### MATERIALS PROVIDED
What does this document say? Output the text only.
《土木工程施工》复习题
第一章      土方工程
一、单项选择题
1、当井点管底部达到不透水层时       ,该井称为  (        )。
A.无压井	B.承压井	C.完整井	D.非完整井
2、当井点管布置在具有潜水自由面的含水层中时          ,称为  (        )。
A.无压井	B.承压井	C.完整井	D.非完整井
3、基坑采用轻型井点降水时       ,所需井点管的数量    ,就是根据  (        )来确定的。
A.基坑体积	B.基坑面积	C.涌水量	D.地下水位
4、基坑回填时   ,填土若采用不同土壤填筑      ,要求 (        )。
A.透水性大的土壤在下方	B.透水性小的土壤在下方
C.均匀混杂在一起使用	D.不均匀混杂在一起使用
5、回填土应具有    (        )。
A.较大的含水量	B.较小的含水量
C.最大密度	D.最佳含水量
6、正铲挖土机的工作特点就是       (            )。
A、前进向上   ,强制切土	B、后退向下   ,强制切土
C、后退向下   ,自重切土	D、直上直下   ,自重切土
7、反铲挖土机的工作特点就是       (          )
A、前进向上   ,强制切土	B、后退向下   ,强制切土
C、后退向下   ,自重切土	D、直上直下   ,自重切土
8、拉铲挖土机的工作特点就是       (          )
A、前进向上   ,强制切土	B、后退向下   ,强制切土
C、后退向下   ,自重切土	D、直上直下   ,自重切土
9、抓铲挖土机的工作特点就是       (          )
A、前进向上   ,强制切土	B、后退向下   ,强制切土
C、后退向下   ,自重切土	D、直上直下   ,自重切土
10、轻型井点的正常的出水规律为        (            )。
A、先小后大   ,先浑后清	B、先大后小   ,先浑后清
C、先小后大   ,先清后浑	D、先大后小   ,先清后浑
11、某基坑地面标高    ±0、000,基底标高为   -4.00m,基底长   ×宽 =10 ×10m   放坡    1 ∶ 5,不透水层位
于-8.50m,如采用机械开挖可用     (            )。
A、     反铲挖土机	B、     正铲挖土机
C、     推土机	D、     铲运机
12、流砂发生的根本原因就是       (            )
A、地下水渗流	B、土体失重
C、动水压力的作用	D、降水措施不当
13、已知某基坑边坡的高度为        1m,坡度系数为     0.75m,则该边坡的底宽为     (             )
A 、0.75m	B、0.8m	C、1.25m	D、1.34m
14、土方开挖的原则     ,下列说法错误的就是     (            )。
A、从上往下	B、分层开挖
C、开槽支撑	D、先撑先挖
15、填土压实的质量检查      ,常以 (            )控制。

### WHAT THIS TASK INVOLVES
Copy the data above exactly. Every line must be included.

### EXERCISE OUTPUT
What does this document say? Output the text only.
《土木工程施工》复习题
第一章      土方工程
一、单项选择题
1、当井点管底部达到不透水层时       ,该井称为  (        )。
A.无压井	B.承压井	C.完整井	D.非完整井
2、当井点管布置在具有潜水自由面的含水层中时          ,称为  (        )。
A.无压井	B.承压井	C.完整井	D.非完整井
3、基坑采用轻型井点降水时       ,所需井点管的数量    ,就是根据  (        )来确定的。
A.基坑体积	B.基坑面积	C.涌水量	D.地下水位
4、基坑回填时   ,填土若采用不同土壤填筑      ,要求 (        )。
A.透水性大的土壤在下方	B.透水性小的土壤在下方
C.均匀混杂在一起使用	D.不均匀混杂在一起使用
5、回填土应具有    (        )。
A.较大的含水量	B.较小的含水量
C.最大密度	D.最佳含水量
6、正铲挖土机的工作特点就是       (            )。
A、前进向上   ,强制切土	B、后退向下   ,强制切土
C、后退向下   ,自重切土	D、直上直下   ,自重切土
7、反铲挖土机的工作特点就是       (          )
A、前进向上   ,强制切土	B、后退向下   ,强制切土
C、后退向下   ,自重切土	D、直上直下   ,自重切土
8、拉铲挖土机的工作特点就是       (          )
A、前进向上   ,强制切土	B、后退向下   ,强制切土
C、后退向下   ,自重切土	D、直上直下   ,自重切土
9、抓铲挖土机的工作特点就是       (          )
A、前进向上   ,强制切土	B、后退向下   ,强制切土
C、后退向下   ,自重切土	D、直上直下   ,自重切土
10、轻型井点的正常的出水规律为        (            )。
A、先小后大   ,先浑后清	B、先大后小   ,先浑后清
C、先小后大   ,先清后浑	D、先大后小   ,先清后浑
11、某基坑地面标高    ±0、000,基底标高为   -4.00m,基底长   ×宽 =10 ×10m   放坡    1 ∶ 5,不透水层位
于-8.50m,如采用机械开挖可用     (            )。
A、     反铲挖土机	B、     正铲挖土机
C、     推土机	D、     铲运机
12、流砂发生的根本原因就是       (            )
A、地下水渗流	B、土体失重
C、动水压力的作用	D、降水措施不当
13、已知某基坑边坡的高度为        1m,坡度系数为     0.75m,则该边坡的底宽为     (             )
A 、0.75m	B、0.8m	C、1.25m	D、1.34m
14、土方开挖的原则     ,下列说法错误的就是     (            )。
A、从上往下	B、分层开挖
C、开槽支撑	D、先撑先挖
15、填土压实的质量检查      ,常以 (            )控制。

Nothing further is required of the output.